◆ **ORIENTAÇÃO A**
Transcreva a parte do trecho sobre monitoramento na Internet que começa em "Monitoramento de microfone, webcam" e termina em "análise de dados.".
◆ **ORIENTAÇÃO B**
Enumere as atividades on-line que, segundo o trecho sobre monitoramento na Internet, ficam todas interconectadas.
◆ **ORIENTAÇÃO C**
De acordo com o trecho sobre monitoramento na Internet, por que os assistentes virtuais do ambiente iOS provavelmente não fazem uso dos dados coletados?

◆ **TRECHO DO TEXTO**
------

Monitoramento de microfone, webcam e publicidade na Internet


 Neste artigo, destacamos a trilha digital que deixamos quando usamos serviços de Internet, e como esta trilha pode vir a ser utilizada em prol de uma publicidade ativa, individualmente direcionada ao nosso perfil. Quando fazemos uma pesquisa, visitamos um site, fazemos uma compra, acessamos uma rede social, tudo isto é interconectado, mesmo quando se navega no modo anônimo (veja aqui). No final das contas, tanto o Google quanto o Facebook sabem tudo o que fazemos, se não utilizarmos um navegador com proteção forte de privacidade e serviços de busca privados (como por exemplo, DuckDuckGo ou outros similares), e extrai um alto valor desta análise de dados.

vale destacar que os assistentes virtuais são todos de escuta ativa permanente. Por este motivo, o que falamos próximo a qualquer aparelho celular pode e é comumente utilizado por tais assistentes virtuais como subsídio para que nos sejam enviadas propagandas bastante direcionadas ao nosso perfil. No que se refere aos assistentes virtuais associados a sistemas operacionais móveis, os existentes no ambiente iOS provavelmente não fazem uso destes dados coletados, uma vez que esta ação, teoricamente, contraria a política de privacidade da Apple; porém, no caso do Android, o Google pode sim utilizá-los – e o faz – para gerar publicidade. Outra questão importante a se destacar é quanto ao uso de e-mails gratuitos, como o Gmail. O Google sabe tudo de nós, pelo conteúdo que temos armazenado e circulamos via Gmail. E pode fazer uso disto também para vender publicidade.

------

◆ **ITENS**
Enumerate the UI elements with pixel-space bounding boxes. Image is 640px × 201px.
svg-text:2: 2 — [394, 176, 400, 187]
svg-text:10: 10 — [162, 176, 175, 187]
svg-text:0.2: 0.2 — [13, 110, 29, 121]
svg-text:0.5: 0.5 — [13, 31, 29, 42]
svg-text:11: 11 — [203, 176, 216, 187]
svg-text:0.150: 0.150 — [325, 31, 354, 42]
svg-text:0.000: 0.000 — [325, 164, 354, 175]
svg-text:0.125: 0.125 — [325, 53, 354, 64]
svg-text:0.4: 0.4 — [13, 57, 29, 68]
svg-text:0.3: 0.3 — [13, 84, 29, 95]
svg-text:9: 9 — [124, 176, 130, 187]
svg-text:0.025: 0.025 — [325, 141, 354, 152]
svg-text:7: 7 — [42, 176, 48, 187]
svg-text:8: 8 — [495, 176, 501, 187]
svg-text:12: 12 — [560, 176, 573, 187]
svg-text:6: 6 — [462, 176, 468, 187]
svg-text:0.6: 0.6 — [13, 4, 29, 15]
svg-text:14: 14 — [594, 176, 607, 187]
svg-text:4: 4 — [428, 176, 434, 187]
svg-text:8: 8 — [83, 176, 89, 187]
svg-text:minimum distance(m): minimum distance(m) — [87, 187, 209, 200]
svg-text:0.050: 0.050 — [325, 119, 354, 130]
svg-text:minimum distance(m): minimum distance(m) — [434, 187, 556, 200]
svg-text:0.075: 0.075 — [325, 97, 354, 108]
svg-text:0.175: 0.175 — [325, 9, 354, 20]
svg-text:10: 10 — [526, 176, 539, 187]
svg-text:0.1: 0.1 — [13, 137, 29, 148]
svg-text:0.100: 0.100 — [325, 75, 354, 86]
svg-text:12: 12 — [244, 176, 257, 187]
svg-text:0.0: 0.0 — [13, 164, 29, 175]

------

◆ **SOLUÇÃO A**
Monitoramento de microfone, webcam e publicidade na Internet


 Neste artigo, destacamos a trilha digital que deixamos quando usamos serviços de Internet, e como esta trilha pode vir a ser utilizada em prol de uma publicidade ativa, individualmente direcionada ao nosso perfil. Quando fazemos uma pesquisa, visitamos um site, fazemos uma compra, acessamos uma rede social, tudo isto é interconectado, mesmo quando se navega no modo anônimo (veja aqui). No final das contas, tanto o Google quanto o Facebook sabem tudo o que fazemos, se não utilizarmos um navegador com proteção forte de privacidade e serviços de busca privados (como por exemplo, DuckDuckGo ou outros similares), e extrai um alto valor desta análise de dados.

◆ **SOLUÇÃO B**
Fazer uma pesquisa, visitar um site, fazer uma compra e acessar uma rede social.

◆ **SOLUÇÃO C**
Porque essa ação, teoricamente, contraria a política de privacidade da Apple.